## Record list
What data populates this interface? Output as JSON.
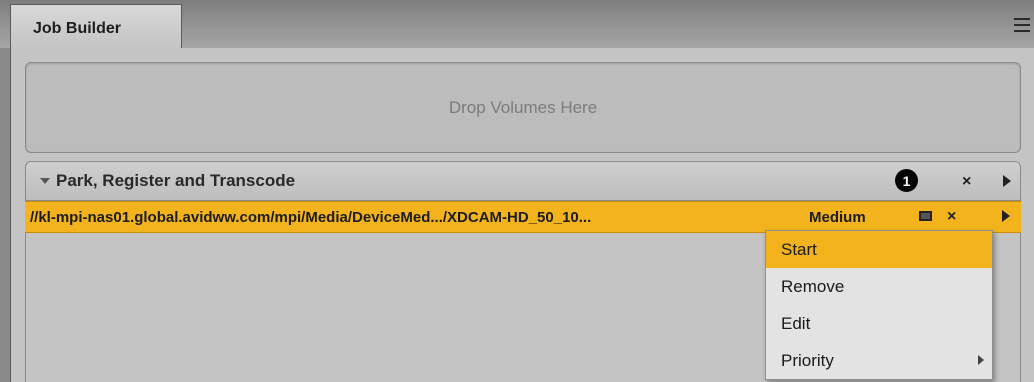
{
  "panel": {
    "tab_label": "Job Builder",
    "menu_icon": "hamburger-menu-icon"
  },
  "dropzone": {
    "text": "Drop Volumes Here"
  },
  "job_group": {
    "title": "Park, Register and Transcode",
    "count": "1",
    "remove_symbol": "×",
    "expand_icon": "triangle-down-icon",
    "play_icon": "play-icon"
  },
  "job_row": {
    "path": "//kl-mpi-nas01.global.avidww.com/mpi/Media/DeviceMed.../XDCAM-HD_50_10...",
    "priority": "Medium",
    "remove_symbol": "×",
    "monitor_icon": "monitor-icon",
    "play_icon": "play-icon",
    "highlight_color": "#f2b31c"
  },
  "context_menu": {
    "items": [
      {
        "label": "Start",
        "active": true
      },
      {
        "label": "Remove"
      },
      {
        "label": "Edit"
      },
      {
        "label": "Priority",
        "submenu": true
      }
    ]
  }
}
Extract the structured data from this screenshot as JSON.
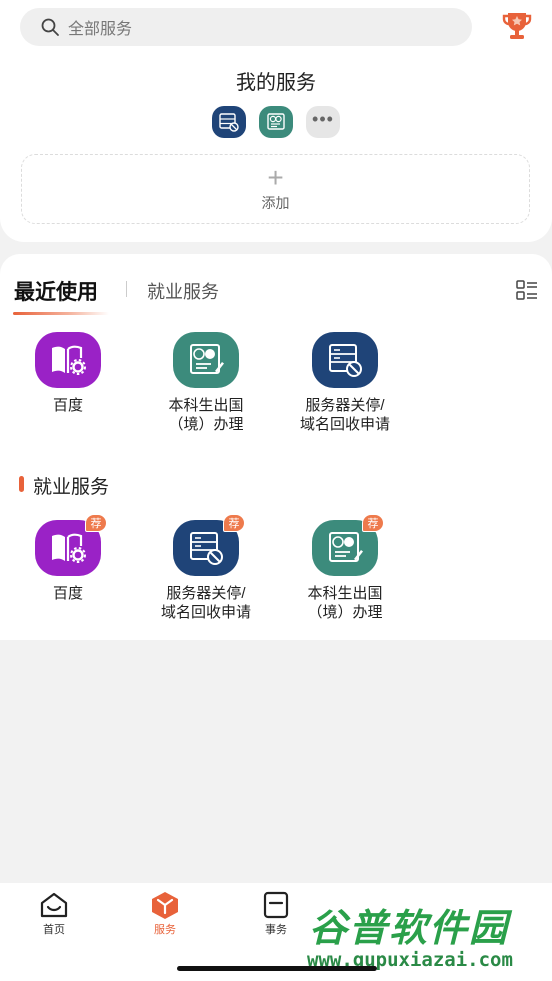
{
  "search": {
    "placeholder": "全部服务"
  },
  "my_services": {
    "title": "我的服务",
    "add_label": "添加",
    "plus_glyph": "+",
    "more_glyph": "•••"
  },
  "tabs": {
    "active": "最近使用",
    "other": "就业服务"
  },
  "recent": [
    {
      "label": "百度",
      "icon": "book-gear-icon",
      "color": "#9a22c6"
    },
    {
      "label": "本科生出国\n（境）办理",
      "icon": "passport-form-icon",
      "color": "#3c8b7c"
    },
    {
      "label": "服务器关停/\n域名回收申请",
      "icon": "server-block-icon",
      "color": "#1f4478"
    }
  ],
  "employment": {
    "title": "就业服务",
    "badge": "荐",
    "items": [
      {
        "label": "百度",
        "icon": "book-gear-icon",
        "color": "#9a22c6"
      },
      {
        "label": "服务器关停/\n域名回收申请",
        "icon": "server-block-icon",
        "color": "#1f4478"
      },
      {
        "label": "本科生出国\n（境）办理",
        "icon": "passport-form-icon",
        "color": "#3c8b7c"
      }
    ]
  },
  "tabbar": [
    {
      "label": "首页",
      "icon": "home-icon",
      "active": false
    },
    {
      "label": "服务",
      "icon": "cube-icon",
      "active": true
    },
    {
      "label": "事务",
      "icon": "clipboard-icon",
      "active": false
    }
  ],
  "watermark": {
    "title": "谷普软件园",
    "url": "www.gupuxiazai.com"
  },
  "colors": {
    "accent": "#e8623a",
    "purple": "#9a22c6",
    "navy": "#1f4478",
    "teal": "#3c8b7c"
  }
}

## Exercise directions
The data above needs to be retyped exactly, with the images left out.

## Complete output
What data populates this interface? Output as JSON.
{
  "panel": {
    "tab_label": "Job Builder",
    "menu_icon": "hamburger-menu-icon"
  },
  "dropzone": {
    "text": "Drop Volumes Here"
  },
  "job_group": {
    "title": "Park, Register and Transcode",
    "count": "1",
    "remove_symbol": "×",
    "expand_icon": "triangle-down-icon",
    "play_icon": "play-icon"
  },
  "job_row": {
    "path": "//kl-mpi-nas01.global.avidww.com/mpi/Media/DeviceMed.../XDCAM-HD_50_10...",
    "priority": "Medium",
    "remove_symbol": "×",
    "monitor_icon": "monitor-icon",
    "play_icon": "play-icon",
    "highlight_color": "#f2b31c"
  },
  "context_menu": {
    "items": [
      {
        "label": "Start",
        "active": true
      },
      {
        "label": "Remove"
      },
      {
        "label": "Edit"
      },
      {
        "label": "Priority",
        "submenu": true
      }
    ]
  }
}
Extract the structured data from this screenshot as JSON.
{
  "search": {
    "placeholder": "全部服务"
  },
  "my_services": {
    "title": "我的服务",
    "add_label": "添加",
    "plus_glyph": "+",
    "more_glyph": "•••"
  },
  "tabs": {
    "active": "最近使用",
    "other": "就业服务"
  },
  "recent": [
    {
      "label": "百度",
      "icon": "book-gear-icon",
      "color": "#9a22c6"
    },
    {
      "label": "本科生出国\n（境）办理",
      "icon": "passport-form-icon",
      "color": "#3c8b7c"
    },
    {
      "label": "服务器关停/\n域名回收申请",
      "icon": "server-block-icon",
      "color": "#1f4478"
    }
  ],
  "employment": {
    "title": "就业服务",
    "badge": "荐",
    "items": [
      {
        "label": "百度",
        "icon": "book-gear-icon",
        "color": "#9a22c6"
      },
      {
        "label": "服务器关停/\n域名回收申请",
        "icon": "server-block-icon",
        "color": "#1f4478"
      },
      {
        "label": "本科生出国\n（境）办理",
        "icon": "passport-form-icon",
        "color": "#3c8b7c"
      }
    ]
  },
  "tabbar": [
    {
      "label": "首页",
      "icon": "home-icon",
      "active": false
    },
    {
      "label": "服务",
      "icon": "cube-icon",
      "active": true
    },
    {
      "label": "事务",
      "icon": "clipboard-icon",
      "active": false
    }
  ],
  "watermark": {
    "title": "谷普软件园",
    "url": "www.gupuxiazai.com"
  },
  "colors": {
    "accent": "#e8623a",
    "purple": "#9a22c6",
    "navy": "#1f4478",
    "teal": "#3c8b7c"
  }
}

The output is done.